• **TASK TO CARRY OUT**: Quote every entry word for word.

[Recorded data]
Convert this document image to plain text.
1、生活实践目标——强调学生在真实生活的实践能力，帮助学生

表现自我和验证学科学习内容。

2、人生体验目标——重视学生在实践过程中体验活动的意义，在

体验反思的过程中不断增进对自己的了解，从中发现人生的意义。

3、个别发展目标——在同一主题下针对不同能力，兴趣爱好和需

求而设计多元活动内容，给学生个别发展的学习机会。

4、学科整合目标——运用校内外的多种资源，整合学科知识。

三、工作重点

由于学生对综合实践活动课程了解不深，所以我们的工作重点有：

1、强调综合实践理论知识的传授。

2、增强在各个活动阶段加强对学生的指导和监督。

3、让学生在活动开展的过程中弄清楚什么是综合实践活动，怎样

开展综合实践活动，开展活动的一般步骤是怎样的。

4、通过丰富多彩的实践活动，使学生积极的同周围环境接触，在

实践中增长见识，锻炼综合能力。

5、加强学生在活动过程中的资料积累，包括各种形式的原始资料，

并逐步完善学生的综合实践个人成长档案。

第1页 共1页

• **FULL OUTPUT**:
Convert this document image to plain text.
1、生活实践目标——强调学生在真实生活的实践能力，帮助学生

表现自我和验证学科学习内容。

2、人生体验目标——重视学生在实践过程中体验活动的意义，在

体验反思的过程中不断增进对自己的了解，从中发现人生的意义。

3、个别发展目标——在同一主题下针对不同能力，兴趣爱好和需

求而设计多元活动内容，给学生个别发展的学习机会。

4、学科整合目标——运用校内外的多种资源，整合学科知识。

三、工作重点

由于学生对综合实践活动课程了解不深，所以我们的工作重点有：

1、强调综合实践理论知识的传授。

2、增强在各个活动阶段加强对学生的指导和监督。

3、让学生在活动开展的过程中弄清楚什么是综合实践活动，怎样

开展综合实践活动，开展活动的一般步骤是怎样的。

4、通过丰富多彩的实践活动，使学生积极的同周围环境接触，在

实践中增长见识，锻炼综合能力。

5、加强学生在活动过程中的资料积累，包括各种形式的原始资料，

并逐步完善学生的综合实践个人成长档案。

第1页 共1页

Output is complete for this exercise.